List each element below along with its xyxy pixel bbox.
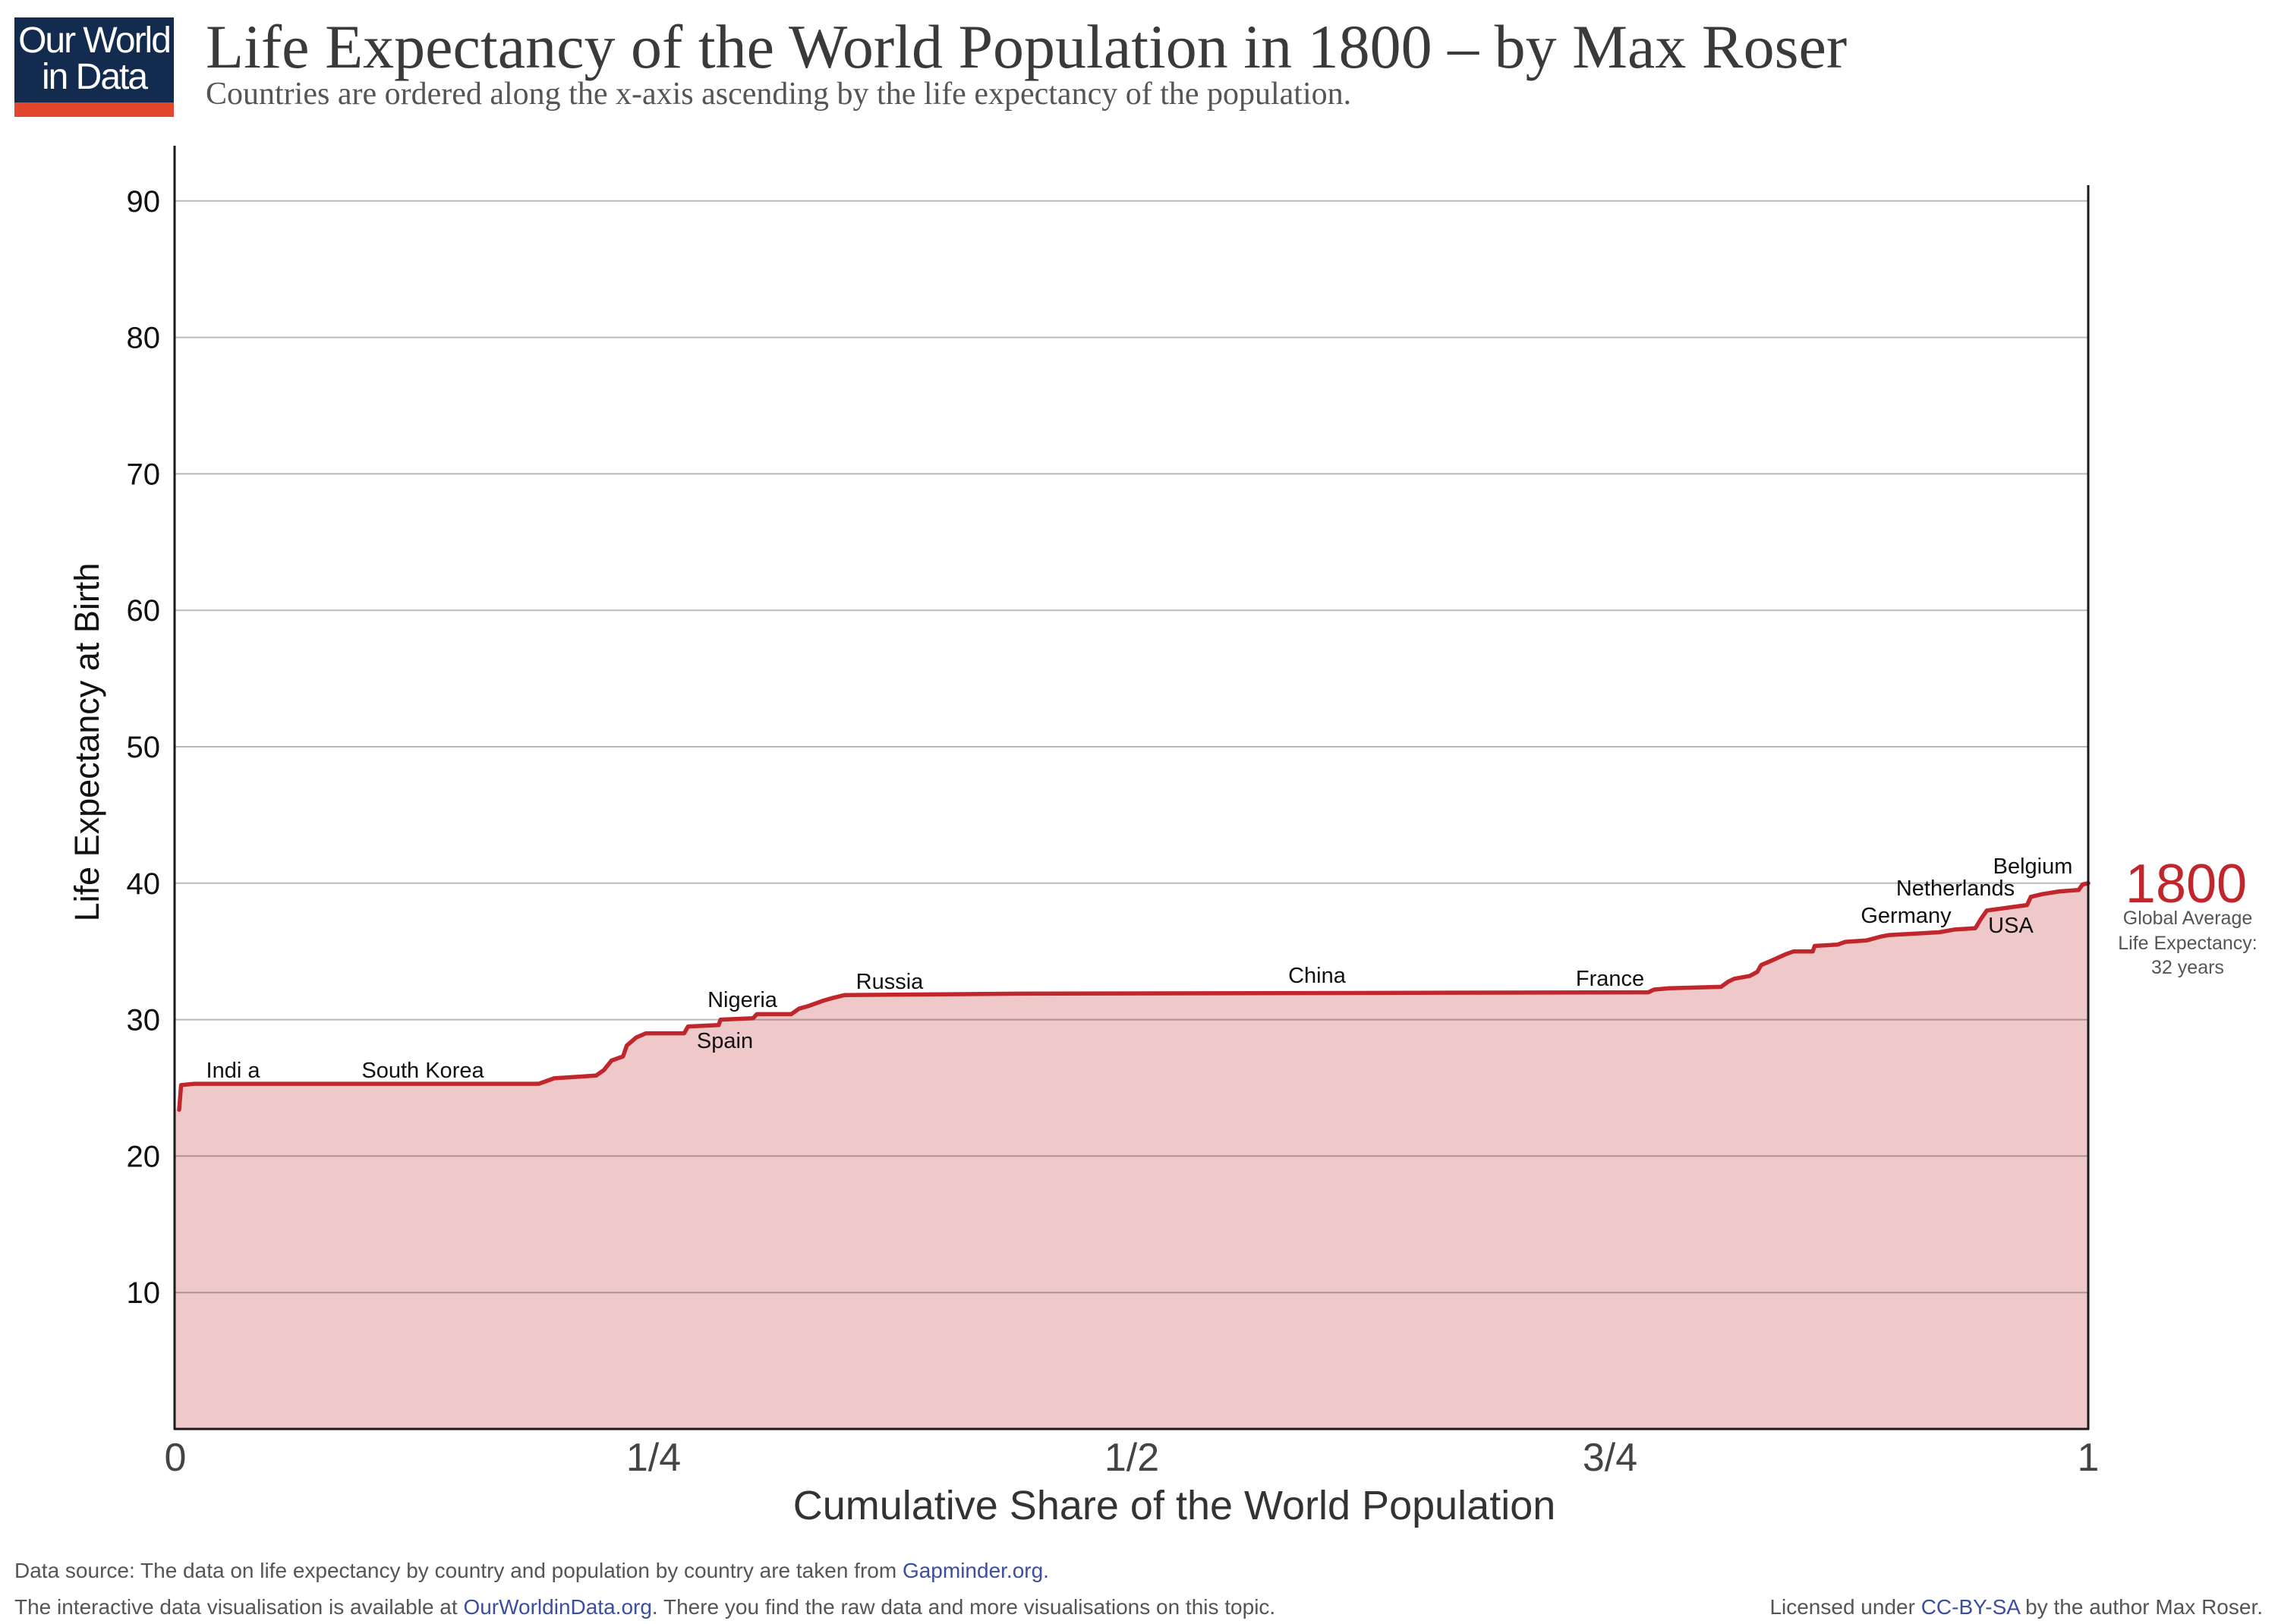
- country-annotations: Indi a South Korea Nigeria Spain Russia …: [206, 854, 2073, 1083]
- data-source-text: Data source: The data on life expectancy…: [14, 1559, 903, 1582]
- global-average-label: Global Average: [2123, 908, 2253, 929]
- ourworldindata-link[interactable]: OurWorldinData.org: [463, 1595, 652, 1619]
- x-tick-label: 1/4: [626, 1436, 681, 1480]
- y-tick-label: 60: [127, 594, 161, 628]
- annotation-nigeria: Nigeria: [707, 988, 778, 1012]
- series-line: [177, 881, 2091, 1113]
- logo-accent-bar: [14, 102, 174, 117]
- logo-text-line2: in Data: [41, 57, 148, 97]
- y-tick-label: 20: [127, 1140, 161, 1173]
- annotation-china: China: [1288, 964, 1347, 988]
- y-tick-labels: 10 20 30 40 50 60 70 80 90: [127, 185, 161, 1310]
- y-tick-label: 10: [127, 1276, 161, 1310]
- annotation-south-korea: South Korea: [361, 1059, 484, 1083]
- annotation-india: Indi a: [206, 1059, 261, 1083]
- gapminder-link[interactable]: Gapminder.org.: [902, 1559, 1049, 1582]
- data-source-note: Data source: The data on life expectancy…: [14, 1560, 1049, 1582]
- x-tick-label: 1/2: [1104, 1436, 1159, 1480]
- series-year-label: 1800: [2125, 854, 2247, 914]
- area-fill: [175, 883, 2088, 1429]
- y-tick-label: 40: [127, 867, 161, 901]
- y-tick-label: 70: [127, 458, 161, 491]
- cc-by-sa-link[interactable]: CC-BY-SA: [1920, 1595, 2020, 1619]
- interactive-text: The interactive data visualisation is av…: [14, 1595, 464, 1619]
- y-tick-label: 90: [127, 185, 161, 219]
- chart-subtitle: Countries are ordered along the x-axis a…: [206, 77, 1352, 112]
- annotation-netherlands: Netherlands: [1896, 877, 2015, 901]
- logo-text-line1: Our World: [18, 20, 172, 61]
- x-tick-label: 0: [165, 1436, 187, 1480]
- annotation-russia: Russia: [856, 970, 925, 994]
- annotation-france: France: [1576, 967, 1644, 991]
- license-suffix: by the author Max Roser.: [2019, 1595, 2263, 1619]
- gridlines: [175, 200, 2088, 1294]
- x-tick-labels: 0 1/4 1/2 3/4 1: [165, 1436, 2100, 1480]
- annotation-belgium: Belgium: [1993, 854, 2073, 879]
- y-axis-title: Life Expectancy at Birth: [68, 563, 106, 922]
- x-axis-title: Cumulative Share of the World Population: [793, 1483, 1556, 1528]
- interactive-note: The interactive data visualisation is av…: [14, 1597, 1275, 1618]
- license-prefix: Licensed under: [1769, 1595, 1921, 1619]
- annotation-spain: Spain: [697, 1029, 753, 1053]
- x-tick-label: 1: [2078, 1436, 2100, 1480]
- annotation-usa: USA: [1988, 914, 2034, 938]
- interactive-suffix: . There you find the raw data and more v…: [651, 1595, 1276, 1619]
- global-average-label: Life Expectancy:: [2118, 933, 2257, 954]
- chart-title: Life Expectancy of the World Population …: [206, 12, 1848, 81]
- x-tick-label: 3/4: [1583, 1436, 1637, 1480]
- global-average-value: 32 years: [2151, 957, 2224, 978]
- y-tick-label: 30: [127, 1004, 161, 1037]
- y-tick-label: 50: [127, 731, 161, 764]
- annotation-germany: Germany: [1861, 904, 1952, 928]
- license-note: Licensed under CC-BY-SA by the author Ma…: [1769, 1597, 2263, 1618]
- our-world-in-data-logo[interactable]: Our World in Data: [14, 17, 174, 102]
- y-tick-label: 80: [127, 322, 161, 355]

========

#### Task requirements
Rewrite the stretch of the listing from the line containing "- country-annotations: Indi" through the line containing "1595, 2020, 1619]", both included, as a JSON list of strings with one string per line and blank lines omitted.

#### Answer in full
[
  "- country-annotations: Indi a South Korea Nigeria Spain Russia …: [206, 854, 2073, 1083]",
  "- data-source-text: Data source: The data on life expectancy…: [14, 1559, 903, 1582]",
  "- global-average-label: Global Average: [2123, 908, 2253, 929]",
  "- ourworldindata-link[interactable]: OurWorldinData.org: [463, 1595, 652, 1619]",
  "- x-tick-label: 1/4: [626, 1436, 681, 1480]",
  "- y-tick-label: 60: [127, 594, 161, 628]",
  "- annotation-nigeria: Nigeria: [707, 988, 778, 1012]",
  "- series-line: [177, 881, 2091, 1113]",
  "- logo-accent-bar: [14, 102, 174, 117]",
  "- logo-text-line2: in Data: [41, 57, 148, 97]",
  "- y-tick-label: 20: [127, 1140, 161, 1173]",
  "- annotation-china: China: [1288, 964, 1347, 988]",
  "- y-tick-labels: 10 20 30 40 50 60 70 80 90: [127, 185, 161, 1310]",
  "- y-tick-label: 10: [127, 1276, 161, 1310]",
  "- annotation-south-korea: South Korea: [361, 1059, 484, 1083]",
  "- annotation-india: Indi a: [206, 1059, 261, 1083]",
  "- gapminder-link[interactable]: Gapminder.org.: [902, 1559, 1049, 1582]",
  "- data-source-note: Data source: The data on life expectancy…: [14, 1560, 1049, 1582]",
  "- x-tick-label: 1/2: [1104, 1436, 1159, 1480]",
  "- series-year-label: 1800: [2125, 854, 2247, 914]",
  "- area-fill: [175, 883, 2088, 1429]",
  "- y-tick-label: 40: [127, 867, 161, 901]",
  "- y-tick-label: 70: [127, 458, 161, 491]",
  "- cc-by-sa-link[interactable]: CC-BY-SA: [1920, 1595, 2020, 1619]"
]